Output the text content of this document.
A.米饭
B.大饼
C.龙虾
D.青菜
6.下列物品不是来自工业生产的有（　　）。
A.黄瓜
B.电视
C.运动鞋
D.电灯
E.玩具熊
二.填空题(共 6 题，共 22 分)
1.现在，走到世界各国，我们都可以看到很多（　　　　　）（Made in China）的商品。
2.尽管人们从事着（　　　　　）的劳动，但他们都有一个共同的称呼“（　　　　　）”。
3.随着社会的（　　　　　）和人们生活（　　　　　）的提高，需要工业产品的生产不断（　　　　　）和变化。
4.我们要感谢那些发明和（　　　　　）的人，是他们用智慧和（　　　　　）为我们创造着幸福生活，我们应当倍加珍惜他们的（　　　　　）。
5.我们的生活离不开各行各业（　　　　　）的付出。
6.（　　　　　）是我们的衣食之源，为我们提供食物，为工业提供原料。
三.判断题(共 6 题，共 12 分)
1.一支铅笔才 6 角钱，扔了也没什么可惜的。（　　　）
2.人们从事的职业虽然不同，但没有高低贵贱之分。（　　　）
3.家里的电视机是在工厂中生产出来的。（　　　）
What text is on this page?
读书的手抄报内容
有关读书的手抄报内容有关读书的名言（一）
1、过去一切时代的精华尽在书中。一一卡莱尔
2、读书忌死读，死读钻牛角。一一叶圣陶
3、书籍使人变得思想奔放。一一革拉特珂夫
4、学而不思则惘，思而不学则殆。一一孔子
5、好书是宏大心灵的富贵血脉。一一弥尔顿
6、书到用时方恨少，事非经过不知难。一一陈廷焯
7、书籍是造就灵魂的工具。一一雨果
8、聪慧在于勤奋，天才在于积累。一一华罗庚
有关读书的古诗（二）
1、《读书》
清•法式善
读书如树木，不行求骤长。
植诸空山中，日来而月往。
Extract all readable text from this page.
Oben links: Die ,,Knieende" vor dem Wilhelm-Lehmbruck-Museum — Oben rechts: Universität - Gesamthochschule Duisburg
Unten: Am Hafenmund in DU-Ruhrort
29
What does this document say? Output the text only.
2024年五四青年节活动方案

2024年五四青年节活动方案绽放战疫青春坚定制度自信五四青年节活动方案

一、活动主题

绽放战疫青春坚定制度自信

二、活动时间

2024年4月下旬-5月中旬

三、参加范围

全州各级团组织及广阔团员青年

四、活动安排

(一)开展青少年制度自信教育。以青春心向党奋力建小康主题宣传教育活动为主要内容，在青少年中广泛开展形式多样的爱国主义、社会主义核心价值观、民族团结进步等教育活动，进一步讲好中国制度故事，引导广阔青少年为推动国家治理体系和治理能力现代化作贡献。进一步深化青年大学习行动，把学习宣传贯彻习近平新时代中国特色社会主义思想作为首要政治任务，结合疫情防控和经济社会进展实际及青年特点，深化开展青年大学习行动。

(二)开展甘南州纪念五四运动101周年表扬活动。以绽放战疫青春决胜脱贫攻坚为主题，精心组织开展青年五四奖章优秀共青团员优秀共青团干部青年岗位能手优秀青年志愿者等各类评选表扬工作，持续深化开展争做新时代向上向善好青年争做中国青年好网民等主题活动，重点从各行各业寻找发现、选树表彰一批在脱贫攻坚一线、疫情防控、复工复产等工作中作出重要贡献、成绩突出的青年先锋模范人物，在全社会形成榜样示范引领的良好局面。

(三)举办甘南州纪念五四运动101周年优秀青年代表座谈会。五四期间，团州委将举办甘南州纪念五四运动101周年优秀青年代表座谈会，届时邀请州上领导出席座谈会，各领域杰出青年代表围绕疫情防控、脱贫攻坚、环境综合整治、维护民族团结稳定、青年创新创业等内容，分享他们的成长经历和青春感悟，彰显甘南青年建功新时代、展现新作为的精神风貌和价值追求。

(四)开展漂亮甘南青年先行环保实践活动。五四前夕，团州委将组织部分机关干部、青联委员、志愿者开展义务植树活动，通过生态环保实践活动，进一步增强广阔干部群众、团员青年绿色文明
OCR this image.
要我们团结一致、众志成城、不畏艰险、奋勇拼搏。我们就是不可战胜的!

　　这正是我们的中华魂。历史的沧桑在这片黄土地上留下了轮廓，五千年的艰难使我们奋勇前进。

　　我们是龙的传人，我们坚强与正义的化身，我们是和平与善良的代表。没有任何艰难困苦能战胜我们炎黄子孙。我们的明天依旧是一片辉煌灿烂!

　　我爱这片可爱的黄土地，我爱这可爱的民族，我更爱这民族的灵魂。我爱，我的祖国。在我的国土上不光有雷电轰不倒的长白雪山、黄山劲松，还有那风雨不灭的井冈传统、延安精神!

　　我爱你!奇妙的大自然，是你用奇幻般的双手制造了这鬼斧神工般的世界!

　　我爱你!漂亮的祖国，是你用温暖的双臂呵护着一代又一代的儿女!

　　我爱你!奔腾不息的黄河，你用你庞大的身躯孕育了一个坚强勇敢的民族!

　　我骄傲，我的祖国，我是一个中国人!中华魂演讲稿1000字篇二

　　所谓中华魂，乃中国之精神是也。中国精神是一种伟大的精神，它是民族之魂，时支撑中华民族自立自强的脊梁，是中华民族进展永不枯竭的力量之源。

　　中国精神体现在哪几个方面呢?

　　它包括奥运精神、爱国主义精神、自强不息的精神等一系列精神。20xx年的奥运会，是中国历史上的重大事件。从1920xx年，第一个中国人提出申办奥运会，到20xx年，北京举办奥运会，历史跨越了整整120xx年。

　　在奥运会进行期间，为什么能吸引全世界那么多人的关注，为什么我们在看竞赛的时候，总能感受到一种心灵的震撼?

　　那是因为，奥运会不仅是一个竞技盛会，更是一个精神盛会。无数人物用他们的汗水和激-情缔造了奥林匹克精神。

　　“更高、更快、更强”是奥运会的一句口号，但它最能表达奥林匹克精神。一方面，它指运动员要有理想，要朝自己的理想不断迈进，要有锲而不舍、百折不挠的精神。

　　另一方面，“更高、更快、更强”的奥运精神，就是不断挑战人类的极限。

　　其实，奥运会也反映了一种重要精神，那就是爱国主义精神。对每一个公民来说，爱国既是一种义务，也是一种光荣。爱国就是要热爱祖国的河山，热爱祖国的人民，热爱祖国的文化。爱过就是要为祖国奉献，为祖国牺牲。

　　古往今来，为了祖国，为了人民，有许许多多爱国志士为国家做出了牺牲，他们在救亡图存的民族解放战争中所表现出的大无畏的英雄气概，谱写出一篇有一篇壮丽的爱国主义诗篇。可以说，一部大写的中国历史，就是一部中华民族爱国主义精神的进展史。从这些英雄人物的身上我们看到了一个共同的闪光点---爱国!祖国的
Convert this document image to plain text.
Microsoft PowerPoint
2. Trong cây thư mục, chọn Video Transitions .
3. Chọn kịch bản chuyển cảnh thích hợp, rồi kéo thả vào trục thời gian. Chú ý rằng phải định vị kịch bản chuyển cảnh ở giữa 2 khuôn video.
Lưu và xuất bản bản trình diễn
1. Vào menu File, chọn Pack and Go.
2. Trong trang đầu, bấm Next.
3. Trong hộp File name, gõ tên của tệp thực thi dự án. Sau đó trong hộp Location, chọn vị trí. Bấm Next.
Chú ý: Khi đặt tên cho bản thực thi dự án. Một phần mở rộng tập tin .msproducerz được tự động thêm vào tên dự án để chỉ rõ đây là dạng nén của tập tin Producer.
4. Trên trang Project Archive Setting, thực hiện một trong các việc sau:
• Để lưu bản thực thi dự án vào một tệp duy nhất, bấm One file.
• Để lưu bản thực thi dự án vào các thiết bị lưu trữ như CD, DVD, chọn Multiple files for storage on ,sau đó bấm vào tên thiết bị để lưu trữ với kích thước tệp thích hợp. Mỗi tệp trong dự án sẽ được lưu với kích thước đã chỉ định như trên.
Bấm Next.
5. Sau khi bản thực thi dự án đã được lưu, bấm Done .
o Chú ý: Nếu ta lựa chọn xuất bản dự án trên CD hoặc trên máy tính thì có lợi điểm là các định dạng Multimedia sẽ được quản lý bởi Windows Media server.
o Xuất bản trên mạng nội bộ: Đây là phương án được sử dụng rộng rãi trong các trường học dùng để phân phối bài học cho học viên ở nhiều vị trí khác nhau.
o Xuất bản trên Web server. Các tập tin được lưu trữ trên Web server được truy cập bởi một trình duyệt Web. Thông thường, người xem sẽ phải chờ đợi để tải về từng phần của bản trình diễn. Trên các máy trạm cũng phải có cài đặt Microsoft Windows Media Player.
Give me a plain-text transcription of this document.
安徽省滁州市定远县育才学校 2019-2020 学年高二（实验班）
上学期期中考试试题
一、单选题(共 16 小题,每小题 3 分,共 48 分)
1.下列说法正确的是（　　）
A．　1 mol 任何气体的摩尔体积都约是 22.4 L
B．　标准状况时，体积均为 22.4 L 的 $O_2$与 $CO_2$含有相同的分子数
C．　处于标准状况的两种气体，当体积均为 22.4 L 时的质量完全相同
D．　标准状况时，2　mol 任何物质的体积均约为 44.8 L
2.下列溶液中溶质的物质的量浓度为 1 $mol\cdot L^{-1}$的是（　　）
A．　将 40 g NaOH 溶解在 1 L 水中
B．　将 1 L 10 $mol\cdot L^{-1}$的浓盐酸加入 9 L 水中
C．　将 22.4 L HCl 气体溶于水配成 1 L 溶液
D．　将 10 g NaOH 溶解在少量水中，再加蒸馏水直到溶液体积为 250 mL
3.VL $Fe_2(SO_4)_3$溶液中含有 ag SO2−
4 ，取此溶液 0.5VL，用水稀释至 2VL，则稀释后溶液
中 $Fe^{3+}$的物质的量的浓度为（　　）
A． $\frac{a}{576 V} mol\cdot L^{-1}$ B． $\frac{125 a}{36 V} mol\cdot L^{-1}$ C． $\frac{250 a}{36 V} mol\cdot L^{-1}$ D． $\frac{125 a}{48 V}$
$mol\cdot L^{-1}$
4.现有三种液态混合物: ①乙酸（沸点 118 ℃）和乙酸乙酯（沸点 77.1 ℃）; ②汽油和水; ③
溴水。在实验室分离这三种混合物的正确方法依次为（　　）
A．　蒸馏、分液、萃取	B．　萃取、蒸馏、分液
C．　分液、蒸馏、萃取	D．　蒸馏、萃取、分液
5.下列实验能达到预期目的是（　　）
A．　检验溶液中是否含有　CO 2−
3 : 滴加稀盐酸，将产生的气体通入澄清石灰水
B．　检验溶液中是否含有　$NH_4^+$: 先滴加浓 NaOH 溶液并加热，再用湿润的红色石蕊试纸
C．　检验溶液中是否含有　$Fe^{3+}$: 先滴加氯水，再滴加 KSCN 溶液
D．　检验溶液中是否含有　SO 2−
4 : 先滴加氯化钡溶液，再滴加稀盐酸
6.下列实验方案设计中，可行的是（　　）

> [PROBLEM TO SOLVE]
Leave out every line without the string "Microsoft" and copy the rest.

> [ANSWER BELOW]
Microsoft PowerPoint
o Xuất bản trên Web server. Các tập tin được lưu trữ trên Web server được truy cập bởi một trình duyệt Web. Thông thường, người xem sẽ phải chờ đợi để tải về từng phần của bản trình diễn. Trên các máy trạm cũng phải có cài đặt Microsoft Windows Media Player.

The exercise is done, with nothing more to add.